(Extracted data entries)
————

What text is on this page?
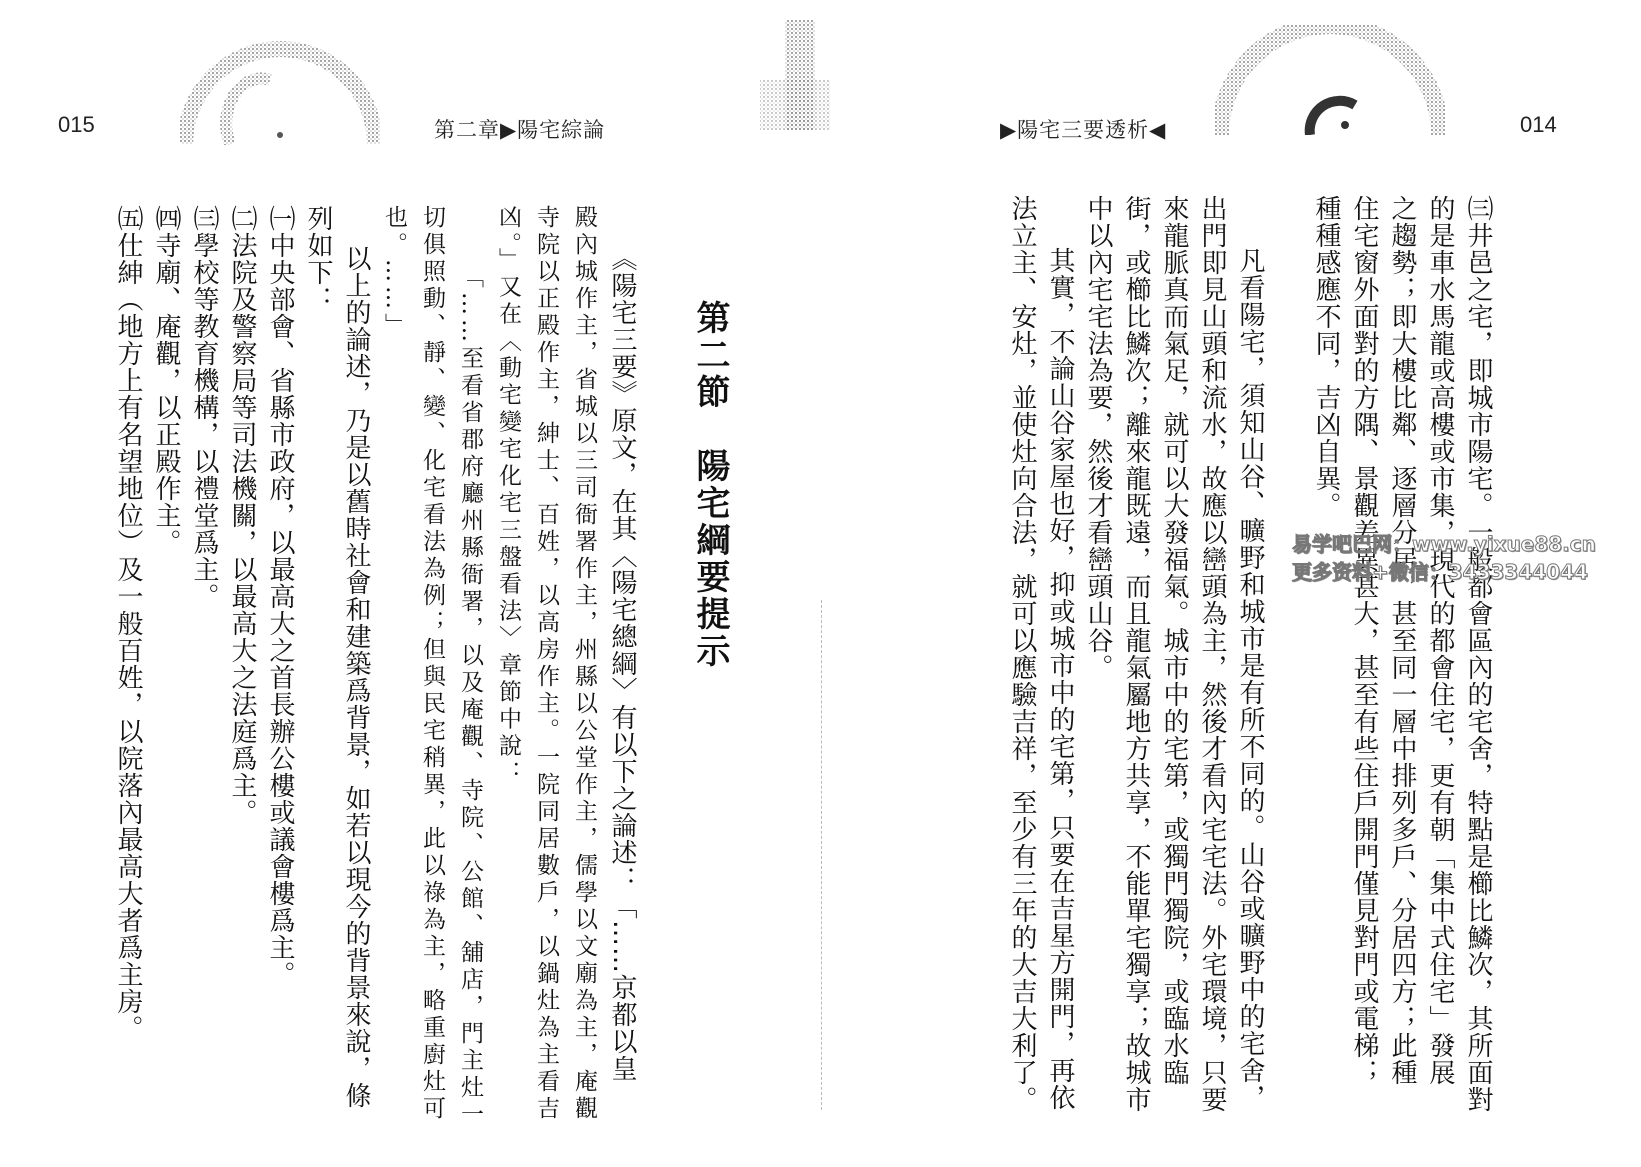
015	第二章▶陽宅綜論
第二節　陽宅綱要提示
《陽宅三要》原文，在其〈陽宅總綱〉有以下之論述：「……京都以皇
殿內城作主，省城以三司衙署作主，州縣以公堂作主，儒學以文廟為主，庵觀
寺院以正殿作主，紳士、百姓，以高房作主。一院同居數戶，以鍋灶為主看吉
凶。」又在〈動宅變宅化宅三盤看法〉章節中說：
「……至看省郡府廳州縣衙署，以及庵觀、寺院、公館、舖店，門主灶一
切俱照動、靜、變、化宅看法為例；但與民宅稍異，此以祿為主，略重廚灶可
也。……」
以上的論述，乃是以舊時社會和建築爲背景，如若以現今的背景來說，條
列如下：
㈠中央部會、省縣市政府，以最高大之首長辦公樓或議會樓爲主。
㈡法院及警察局等司法機關，以最高大之法庭爲主。
㈢學校等教育機構，以禮堂爲主。
㈣寺廟、庵觀，以正殿作主。
㈤仕紳（地方上有名望地位）及一般百姓，以院落內最高大者爲主房。
▶陽宅三要透析◀	014
㈢井邑之宅，即城市陽宅。一般都會區內的宅舍，特點是櫛比鱗次，其所面對
的是車水馬龍或高樓或市集，現代的都會住宅，更有朝「集中式住宅」發展
之趨勢；即大樓比鄰、逐層分居，甚至同一層中排列多戶、分居四方；此種
住宅窗外面對的方隅、景觀差異甚大，甚至有些住戶開門僅見對門或電梯；
種種感應不同，吉凶自異。
凡看陽宅，須知山谷、曠野和城市是有所不同的。山谷或曠野中的宅舍，
出門即見山頭和流水，故應以巒頭為主，然後才看內宅宅法。外宅環境，只要
來龍脈真而氣足，就可以大發福氣。城市中的宅第，或獨門獨院，或臨水臨
街，或櫛比鱗次；離來龍既遠，而且龍氣屬地方共享，不能單宅獨享；故城市
中以內宅宅法為要，然後才看巒頭山谷。
其實，不論山谷家屋也好，抑或城市中的宅第，只要在吉星方開門，再依
法立主、安灶，並使灶向合法，就可以應驗吉祥，至少有三年的大吉大利了。	易学吧巴网：www.yixue88.cn
更多资料+微信：3433344044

————

### Goal of the exercise
From the listing above, print every entry precisely and drop the pictures.

### The reply
What text is on this page?
015	第二章▶陽宅綜論
第二節　陽宅綱要提示
《陽宅三要》原文，在其〈陽宅總綱〉有以下之論述：「……京都以皇
殿內城作主，省城以三司衙署作主，州縣以公堂作主，儒學以文廟為主，庵觀
寺院以正殿作主，紳士、百姓，以高房作主。一院同居數戶，以鍋灶為主看吉
凶。」又在〈動宅變宅化宅三盤看法〉章節中說：
「……至看省郡府廳州縣衙署，以及庵觀、寺院、公館、舖店，門主灶一
切俱照動、靜、變、化宅看法為例；但與民宅稍異，此以祿為主，略重廚灶可
也。……」
以上的論述，乃是以舊時社會和建築爲背景，如若以現今的背景來說，條
列如下：
㈠中央部會、省縣市政府，以最高大之首長辦公樓或議會樓爲主。
㈡法院及警察局等司法機關，以最高大之法庭爲主。
㈢學校等教育機構，以禮堂爲主。
㈣寺廟、庵觀，以正殿作主。
㈤仕紳（地方上有名望地位）及一般百姓，以院落內最高大者爲主房。
▶陽宅三要透析◀	014
㈢井邑之宅，即城市陽宅。一般都會區內的宅舍，特點是櫛比鱗次，其所面對
的是車水馬龍或高樓或市集，現代的都會住宅，更有朝「集中式住宅」發展
之趨勢；即大樓比鄰、逐層分居，甚至同一層中排列多戶、分居四方；此種
住宅窗外面對的方隅、景觀差異甚大，甚至有些住戶開門僅見對門或電梯；
種種感應不同，吉凶自異。
凡看陽宅，須知山谷、曠野和城市是有所不同的。山谷或曠野中的宅舍，
出門即見山頭和流水，故應以巒頭為主，然後才看內宅宅法。外宅環境，只要
來龍脈真而氣足，就可以大發福氣。城市中的宅第，或獨門獨院，或臨水臨
街，或櫛比鱗次；離來龍既遠，而且龍氣屬地方共享，不能單宅獨享；故城市
中以內宅宅法為要，然後才看巒頭山谷。
其實，不論山谷家屋也好，抑或城市中的宅第，只要在吉星方開門，再依
法立主、安灶，並使灶向合法，就可以應驗吉祥，至少有三年的大吉大利了。	易学吧巴网：www.yixue88.cn
更多资料+微信：3433344044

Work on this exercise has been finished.